## Objective
Set down the material below in full, matching it exactly.

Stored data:
"""

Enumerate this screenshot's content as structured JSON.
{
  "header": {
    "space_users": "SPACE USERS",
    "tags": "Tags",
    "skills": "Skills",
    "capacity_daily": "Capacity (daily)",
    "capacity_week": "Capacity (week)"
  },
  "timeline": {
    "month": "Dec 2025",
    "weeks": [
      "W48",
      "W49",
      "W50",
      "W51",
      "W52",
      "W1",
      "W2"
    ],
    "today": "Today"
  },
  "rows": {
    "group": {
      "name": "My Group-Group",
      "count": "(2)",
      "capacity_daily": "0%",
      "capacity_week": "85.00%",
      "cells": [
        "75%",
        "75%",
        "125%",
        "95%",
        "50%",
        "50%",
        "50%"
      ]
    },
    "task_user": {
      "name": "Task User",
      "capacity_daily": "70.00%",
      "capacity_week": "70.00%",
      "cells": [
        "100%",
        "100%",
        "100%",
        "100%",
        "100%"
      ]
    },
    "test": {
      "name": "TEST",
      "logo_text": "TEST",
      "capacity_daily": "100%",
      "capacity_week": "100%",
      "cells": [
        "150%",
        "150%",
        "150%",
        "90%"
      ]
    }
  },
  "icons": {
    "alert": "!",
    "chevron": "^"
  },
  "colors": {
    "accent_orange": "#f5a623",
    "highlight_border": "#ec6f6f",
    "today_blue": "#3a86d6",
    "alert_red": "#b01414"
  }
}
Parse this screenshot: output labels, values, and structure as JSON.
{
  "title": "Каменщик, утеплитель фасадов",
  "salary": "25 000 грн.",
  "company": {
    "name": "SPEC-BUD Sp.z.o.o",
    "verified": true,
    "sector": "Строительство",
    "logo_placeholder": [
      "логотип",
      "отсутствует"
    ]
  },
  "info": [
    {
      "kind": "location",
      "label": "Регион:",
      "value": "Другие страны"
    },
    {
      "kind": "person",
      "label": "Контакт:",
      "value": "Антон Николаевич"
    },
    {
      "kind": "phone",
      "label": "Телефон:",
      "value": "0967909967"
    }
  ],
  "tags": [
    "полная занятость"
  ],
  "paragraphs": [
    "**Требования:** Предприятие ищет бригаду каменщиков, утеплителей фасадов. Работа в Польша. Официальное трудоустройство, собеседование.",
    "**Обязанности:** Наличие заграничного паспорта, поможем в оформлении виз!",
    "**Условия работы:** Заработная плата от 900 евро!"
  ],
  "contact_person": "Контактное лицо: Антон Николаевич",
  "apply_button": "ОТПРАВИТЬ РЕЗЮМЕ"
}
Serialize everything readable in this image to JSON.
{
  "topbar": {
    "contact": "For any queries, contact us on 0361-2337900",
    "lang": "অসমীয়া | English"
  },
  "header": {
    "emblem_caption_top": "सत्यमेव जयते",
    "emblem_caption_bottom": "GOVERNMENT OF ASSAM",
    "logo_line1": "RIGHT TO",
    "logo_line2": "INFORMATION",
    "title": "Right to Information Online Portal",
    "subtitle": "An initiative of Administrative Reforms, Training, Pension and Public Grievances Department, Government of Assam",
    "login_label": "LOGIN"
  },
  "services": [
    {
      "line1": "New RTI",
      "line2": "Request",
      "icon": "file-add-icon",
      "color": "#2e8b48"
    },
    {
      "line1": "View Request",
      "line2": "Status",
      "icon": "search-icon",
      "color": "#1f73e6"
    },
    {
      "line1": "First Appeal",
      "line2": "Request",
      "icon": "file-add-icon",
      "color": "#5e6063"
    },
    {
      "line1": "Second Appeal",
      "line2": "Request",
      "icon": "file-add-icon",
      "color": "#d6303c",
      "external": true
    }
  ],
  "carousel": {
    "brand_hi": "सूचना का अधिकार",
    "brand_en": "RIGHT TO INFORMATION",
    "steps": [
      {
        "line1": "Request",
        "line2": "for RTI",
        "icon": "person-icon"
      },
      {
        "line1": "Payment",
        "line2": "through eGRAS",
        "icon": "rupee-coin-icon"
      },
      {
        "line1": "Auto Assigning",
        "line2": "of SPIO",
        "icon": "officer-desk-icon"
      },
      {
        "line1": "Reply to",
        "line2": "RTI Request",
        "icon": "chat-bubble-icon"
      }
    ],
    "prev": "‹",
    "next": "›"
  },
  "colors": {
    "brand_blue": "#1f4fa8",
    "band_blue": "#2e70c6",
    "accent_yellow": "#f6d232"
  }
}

"""

## Answer for this exercise
Enumerate this screenshot's content as structured JSON.
{
  "header": {
    "space_users": "SPACE USERS",
    "tags": "Tags",
    "skills": "Skills",
    "capacity_daily": "Capacity (daily)",
    "capacity_week": "Capacity (week)"
  },
  "timeline": {
    "month": "Dec 2025",
    "weeks": [
      "W48",
      "W49",
      "W50",
      "W51",
      "W52",
      "W1",
      "W2"
    ],
    "today": "Today"
  },
  "rows": {
    "group": {
      "name": "My Group-Group",
      "count": "(2)",
      "capacity_daily": "0%",
      "capacity_week": "85.00%",
      "cells": [
        "75%",
        "75%",
        "125%",
        "95%",
        "50%",
        "50%",
        "50%"
      ]
    },
    "task_user": {
      "name": "Task User",
      "capacity_daily": "70.00%",
      "capacity_week": "70.00%",
      "cells": [
        "100%",
        "100%",
        "100%",
        "100%",
        "100%"
      ]
    },
    "test": {
      "name": "TEST",
      "logo_text": "TEST",
      "capacity_daily": "100%",
      "capacity_week": "100%",
      "cells": [
        "150%",
        "150%",
        "150%",
        "90%"
      ]
    }
  },
  "icons": {
    "alert": "!",
    "chevron": "^"
  },
  "colors": {
    "accent_orange": "#f5a623",
    "highlight_border": "#ec6f6f",
    "today_blue": "#3a86d6",
    "alert_red": "#b01414"
  }
}
Parse this screenshot: output labels, values, and structure as JSON.
{
  "title": "Каменщик, утеплитель фасадов",
  "salary": "25 000 грн.",
  "company": {
    "name": "SPEC-BUD Sp.z.o.o",
    "verified": true,
    "sector": "Строительство",
    "logo_placeholder": [
      "логотип",
      "отсутствует"
    ]
  },
  "info": [
    {
      "kind": "location",
      "label": "Регион:",
      "value": "Другие страны"
    },
    {
      "kind": "person",
      "label": "Контакт:",
      "value": "Антон Николаевич"
    },
    {
      "kind": "phone",
      "label": "Телефон:",
      "value": "0967909967"
    }
  ],
  "tags": [
    "полная занятость"
  ],
  "paragraphs": [
    "**Требования:** Предприятие ищет бригаду каменщиков, утеплителей фасадов. Работа в Польша. Официальное трудоустройство, собеседование.",
    "**Обязанности:** Наличие заграничного паспорта, поможем в оформлении виз!",
    "**Условия работы:** Заработная плата от 900 евро!"
  ],
  "contact_person": "Контактное лицо: Антон Николаевич",
  "apply_button": "ОТПРАВИТЬ РЕЗЮМЕ"
}
Serialize everything readable in this image to JSON.
{
  "topbar": {
    "contact": "For any queries, contact us on 0361-2337900",
    "lang": "অসমীয়া | English"
  },
  "header": {
    "emblem_caption_top": "सत्यमेव जयते",
    "emblem_caption_bottom": "GOVERNMENT OF ASSAM",
    "logo_line1": "RIGHT TO",
    "logo_line2": "INFORMATION",
    "title": "Right to Information Online Portal",
    "subtitle": "An initiative of Administrative Reforms, Training, Pension and Public Grievances Department, Government of Assam",
    "login_label": "LOGIN"
  },
  "services": [
    {
      "line1": "New RTI",
      "line2": "Request",
      "icon": "file-add-icon",
      "color": "#2e8b48"
    },
    {
      "line1": "View Request",
      "line2": "Status",
      "icon": "search-icon",
      "color": "#1f73e6"
    },
    {
      "line1": "First Appeal",
      "line2": "Request",
      "icon": "file-add-icon",
      "color": "#5e6063"
    },
    {
      "line1": "Second Appeal",
      "line2": "Request",
      "icon": "file-add-icon",
      "color": "#d6303c",
      "external": true
    }
  ],
  "carousel": {
    "brand_hi": "सूचना का अधिकार",
    "brand_en": "RIGHT TO INFORMATION",
    "steps": [
      {
        "line1": "Request",
        "line2": "for RTI",
        "icon": "person-icon"
      },
      {
        "line1": "Payment",
        "line2": "through eGRAS",
        "icon": "rupee-coin-icon"
      },
      {
        "line1": "Auto Assigning",
        "line2": "of SPIO",
        "icon": "officer-desk-icon"
      },
      {
        "line1": "Reply to",
        "line2": "RTI Request",
        "icon": "chat-bubble-icon"
      }
    ],
    "prev": "‹",
    "next": "›"
  },
  "colors": {
    "brand_blue": "#1f4fa8",
    "band_blue": "#2e70c6",
    "accent_yellow": "#f6d232"
  }
}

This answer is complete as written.